Scan the lines below for the word "WAXBTC". Copy each line you find it in.

□ □ □ □

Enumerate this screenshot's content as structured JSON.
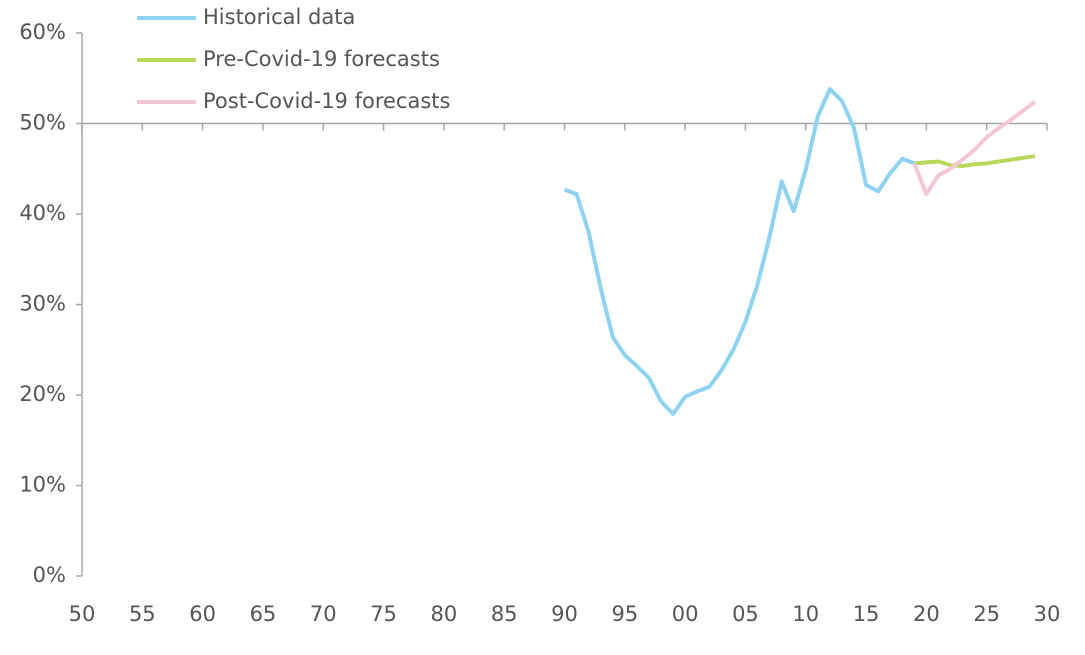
{
  "chart_data": {
    "type": "line",
    "x": [
      1990,
      1991,
      1992,
      1993,
      1994,
      1995,
      1996,
      1997,
      1998,
      1999,
      2000,
      2001,
      2002,
      2003,
      2004,
      2005,
      2006,
      2007,
      2008,
      2009,
      2010,
      2011,
      2012,
      2013,
      2014,
      2015,
      2016,
      2017,
      2018,
      2019,
      2020,
      2021,
      2022,
      2023,
      2024,
      2025,
      2026,
      2027,
      2028,
      2029
    ],
    "series": [
      {
        "name": "Historical data",
        "color": "#8fd3f2",
        "values": [
          42.7,
          42.2,
          38.0,
          31.8,
          26.4,
          24.4,
          23.2,
          21.9,
          19.3,
          17.9,
          19.8,
          20.4,
          20.9,
          22.7,
          25.0,
          28.1,
          32.2,
          37.5,
          43.6,
          40.3,
          44.9,
          50.8,
          53.8,
          52.5,
          49.5,
          43.2,
          42.5,
          44.5,
          46.1,
          45.6,
          null,
          null,
          null,
          null,
          null,
          null,
          null,
          null,
          null,
          null
        ]
      },
      {
        "name": "Pre-Covid-19 forecasts",
        "color": "#b9d75a",
        "values": [
          null,
          null,
          null,
          null,
          null,
          null,
          null,
          null,
          null,
          null,
          null,
          null,
          null,
          null,
          null,
          null,
          null,
          null,
          null,
          null,
          null,
          null,
          null,
          null,
          null,
          null,
          null,
          null,
          null,
          45.6,
          45.7,
          45.8,
          45.4,
          45.3,
          45.5,
          45.6,
          45.8,
          46.0,
          46.2,
          46.4
        ]
      },
      {
        "name": "Post-Covid-19 forecasts",
        "color": "#f2c6d3",
        "values": [
          null,
          null,
          null,
          null,
          null,
          null,
          null,
          null,
          null,
          null,
          null,
          null,
          null,
          null,
          null,
          null,
          null,
          null,
          null,
          null,
          null,
          null,
          null,
          null,
          null,
          null,
          null,
          null,
          null,
          45.6,
          42.2,
          44.3,
          45.0,
          46.0,
          47.1,
          48.5,
          49.5,
          50.4,
          51.4,
          52.4
        ]
      }
    ],
    "xlim": [
      1950,
      2030
    ],
    "xticks": [
      {
        "value": 1950,
        "label": "50"
      },
      {
        "value": 1955,
        "label": "55"
      },
      {
        "value": 1960,
        "label": "60"
      },
      {
        "value": 1965,
        "label": "65"
      },
      {
        "value": 1970,
        "label": "70"
      },
      {
        "value": 1975,
        "label": "75"
      },
      {
        "value": 1980,
        "label": "80"
      },
      {
        "value": 1985,
        "label": "85"
      },
      {
        "value": 1990,
        "label": "90"
      },
      {
        "value": 1995,
        "label": "95"
      },
      {
        "value": 2000,
        "label": "00"
      },
      {
        "value": 2005,
        "label": "05"
      },
      {
        "value": 2010,
        "label": "10"
      },
      {
        "value": 2015,
        "label": "15"
      },
      {
        "value": 2020,
        "label": "20"
      },
      {
        "value": 2025,
        "label": "25"
      },
      {
        "value": 2030,
        "label": "30"
      }
    ],
    "ylim": [
      0,
      60
    ],
    "yticks": [
      {
        "value": 0,
        "label": "0%"
      },
      {
        "value": 10,
        "label": "10%"
      },
      {
        "value": 20,
        "label": "20%"
      },
      {
        "value": 30,
        "label": "30%"
      },
      {
        "value": 40,
        "label": "40%"
      },
      {
        "value": 50,
        "label": "50%"
      },
      {
        "value": 60,
        "label": "60%"
      }
    ],
    "x_axis_crosses_at": 50,
    "legend": "top-left"
  }
}
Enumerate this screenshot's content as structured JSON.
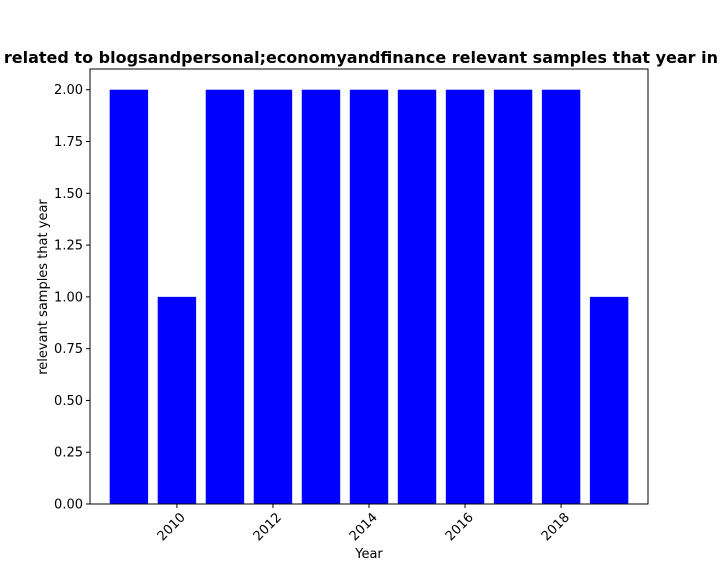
{
  "chart_data": {
    "type": "bar",
    "title": "s related to blogsandpersonal;economyandfinance relevant samples that year in t",
    "xlabel": "Year",
    "ylabel": "relevant samples that year",
    "categories": [
      2009,
      2010,
      2011,
      2012,
      2013,
      2014,
      2015,
      2016,
      2017,
      2018,
      2019
    ],
    "values": [
      2,
      1,
      2,
      2,
      2,
      2,
      2,
      2,
      2,
      2,
      1
    ],
    "xlim": [
      2008.19,
      2019.81
    ],
    "ylim": [
      0,
      2.1
    ],
    "xticks": [
      "2010",
      "2012",
      "2014",
      "2016",
      "2018"
    ],
    "yticks": [
      "0.00",
      "0.25",
      "0.50",
      "0.75",
      "1.00",
      "1.25",
      "1.50",
      "1.75",
      "2.00"
    ],
    "bar_color": "#0000ff",
    "grid": false,
    "legend": "none"
  }
}
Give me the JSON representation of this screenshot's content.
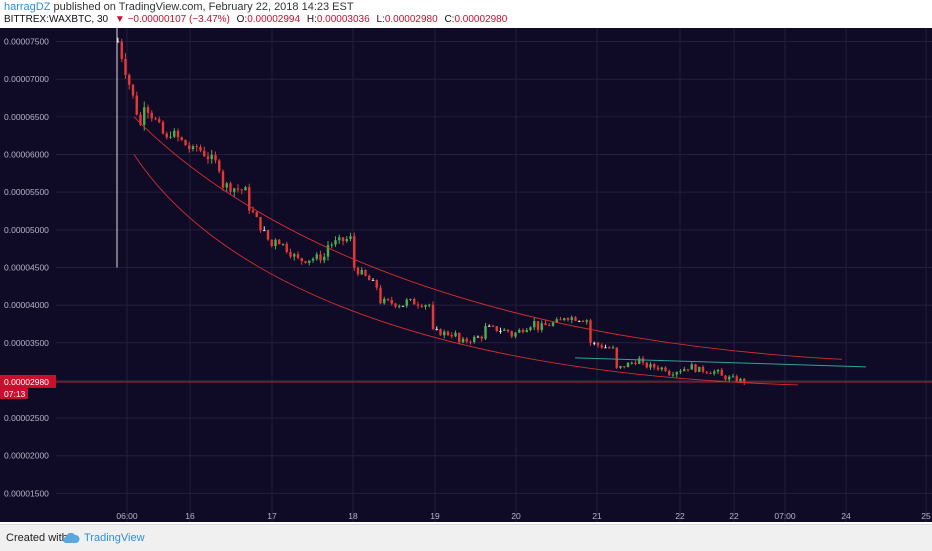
{
  "header": {
    "user": "harragDZ",
    "published": "published on TradingView.com, February 22, 2018 14:23 EST",
    "symbol": "BITTREX:WAXBTC, 30",
    "change_arrow": "▼",
    "change": "−0.00000107 (−3.47%)",
    "o_label": "O:",
    "o_value": "0.00002994",
    "h_label": "H:",
    "h_value": "0.00003036",
    "l_label": "L:",
    "l_value": "0.00002980",
    "c_label": "C:",
    "c_value": "0.00002980"
  },
  "footer": {
    "created_with": "Created with",
    "brand": "TradingView"
  },
  "chart_data": {
    "type": "candlestick",
    "symbol": "BITTREX:WAXBTC",
    "interval": "30",
    "y_ticks": [
      "0.00007500",
      "0.00007000",
      "0.00006500",
      "0.00006000",
      "0.00005500",
      "0.00005000",
      "0.00004500",
      "0.00004000",
      "0.00003500",
      "0.00003000",
      "0.00002500",
      "0.00002000",
      "0.00001500"
    ],
    "x_ticks": [
      "06:00",
      "16",
      "17",
      "18",
      "19",
      "20",
      "21",
      "22",
      "22",
      "07:00",
      "24",
      "25"
    ],
    "ylim": [
      1.12e-05,
      7.68e-05
    ],
    "last_price": "0.00002980",
    "countdown": "07:13",
    "grid": true,
    "background": "#0f0a26",
    "colors": {
      "up": "#4caf50",
      "down": "#e53935",
      "doji": "#e0e0e0",
      "curve": "#d32f2f",
      "trend": "#26a69a",
      "price_line": "#d32f2f"
    },
    "price_anchors": [
      [
        7.5e-05,
        6.2e-05
      ],
      [
        6.7e-05,
        6.1e-05
      ],
      [
        6.3e-05,
        6e-05
      ],
      [
        6.1e-05,
        5.8e-05
      ],
      [
        5.6e-05,
        5.5e-05
      ],
      [
        5.3e-05,
        4.7e-05
      ],
      [
        4.9e-05,
        4.55e-05
      ],
      [
        4.6e-05,
        4.65e-05
      ],
      [
        4.8e-05,
        4.9e-05
      ],
      [
        4.5e-05,
        4.2e-05
      ],
      [
        4.05e-05,
        4e-05
      ],
      [
        4.05e-05,
        4e-05
      ],
      [
        3.65e-05,
        3.6e-05
      ],
      [
        3.5e-05,
        3.6e-05
      ],
      [
        3.7e-05,
        3.65e-05
      ],
      [
        3.6e-05,
        3.8e-05
      ],
      [
        3.7e-05,
        3.8e-05
      ],
      [
        3.85e-05,
        3.8e-05
      ],
      [
        3.5e-05,
        3.4e-05
      ],
      [
        3.15e-05,
        3.3e-05
      ],
      [
        3.2e-05,
        3.15e-05
      ],
      [
        3.1e-05,
        3.2e-05
      ],
      [
        3.15e-05,
        3.1e-05
      ],
      [
        3.05e-05,
        2.98e-05
      ]
    ],
    "arc_upper": [
      [
        6.5e-05,
        3.3e-05
      ],
      [
        5.5e-05,
        4.1e-05
      ],
      [
        3.6e-05,
        3.25e-05
      ],
      [
        3.28e-05,
        3.27e-05
      ]
    ],
    "arc_lower": [
      [
        6e-05,
        3e-05
      ],
      [
        4.5e-05,
        3.5e-05
      ],
      [
        3.1e-05,
        2.96e-05
      ],
      [
        2.94e-05,
        2.93e-05
      ]
    ],
    "trend_line": [
      3.3e-05,
      3.18e-05
    ]
  }
}
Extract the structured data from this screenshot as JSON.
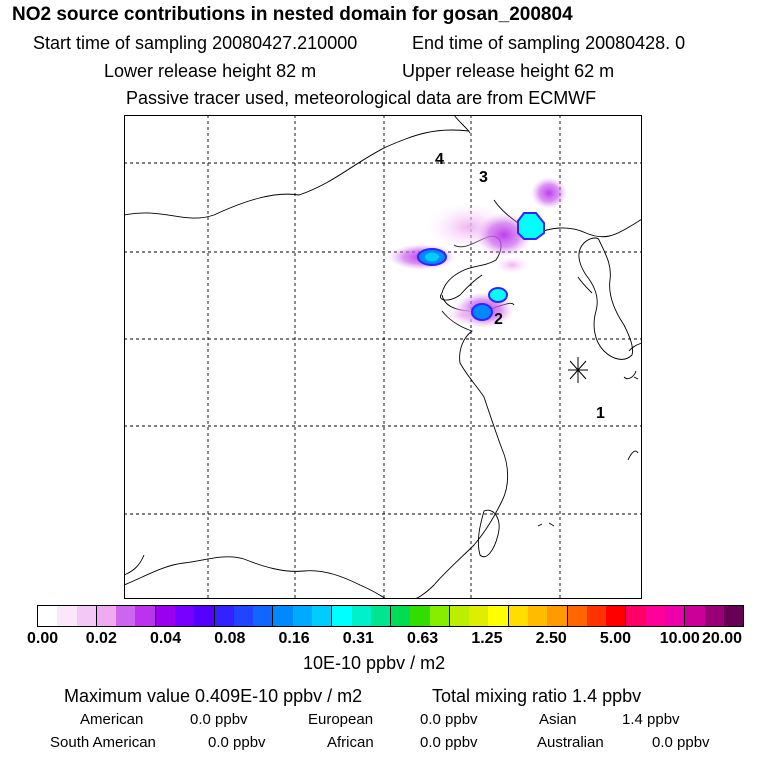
{
  "header": {
    "title": "NO2 source contributions in nested domain for gosan_200804",
    "start_label": "Start time of sampling 20080427.210000",
    "end_label": "End time of sampling 20080428.     0",
    "lower_release": "Lower release height   82 m",
    "upper_release": "Upper release height   62 m",
    "tracer_note": "Passive tracer used, meteorological data are from ECMWF"
  },
  "map": {
    "region_labels": [
      "1",
      "2",
      "3",
      "4"
    ],
    "station_marker": "star-marker"
  },
  "legend": {
    "colors": [
      "#ffffff",
      "#fbe6fb",
      "#f4c8f6",
      "#eeaaf2",
      "#cc66ee",
      "#bb33ee",
      "#9900ee",
      "#7700ff",
      "#5500ff",
      "#3322ff",
      "#2244ff",
      "#1166ff",
      "#0088ff",
      "#00aaff",
      "#00ccff",
      "#00ffff",
      "#00f0cc",
      "#00e690",
      "#00dd55",
      "#33dd00",
      "#88ee00",
      "#bbee00",
      "#ddee00",
      "#ffff00",
      "#ffdd00",
      "#ffbb00",
      "#ff9900",
      "#ff6600",
      "#ff3300",
      "#ff0000",
      "#ff0066",
      "#ff0099",
      "#ee00aa",
      "#cc0099",
      "#990077",
      "#660055"
    ],
    "ticks": [
      "0.00",
      "0.02",
      "0.04",
      "0.08",
      "0.16",
      "0.31",
      "0.63",
      "1.25",
      "2.50",
      "5.00",
      "10.00",
      "20.00"
    ],
    "unit": "10E-10 ppbv / m2"
  },
  "summary": {
    "max_value": "Maximum value  0.409E-10 ppbv / m2",
    "total_mixing": "Total mixing ratio        1.4 ppbv",
    "american_label": "American",
    "american_value": "0.0 ppbv",
    "european_label": "European",
    "european_value": "0.0 ppbv",
    "asian_label": "Asian",
    "asian_value": "1.4 ppbv",
    "south_american_label": "South American",
    "south_american_value": "0.0 ppbv",
    "african_label": "African",
    "african_value": "0.0 ppbv",
    "australian_label": "Australian",
    "australian_value": "0.0 ppbv"
  }
}
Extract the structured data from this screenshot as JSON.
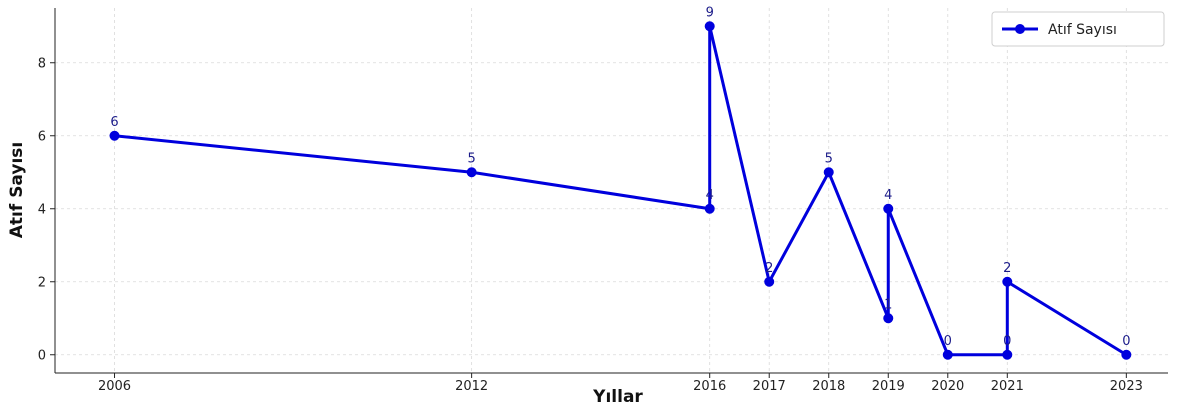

□ □ □ □

▶ Full answer
    "symbol": "BITTREX:WAXBTC, 30",
    "symbol": "BITTREX:WAXBTC",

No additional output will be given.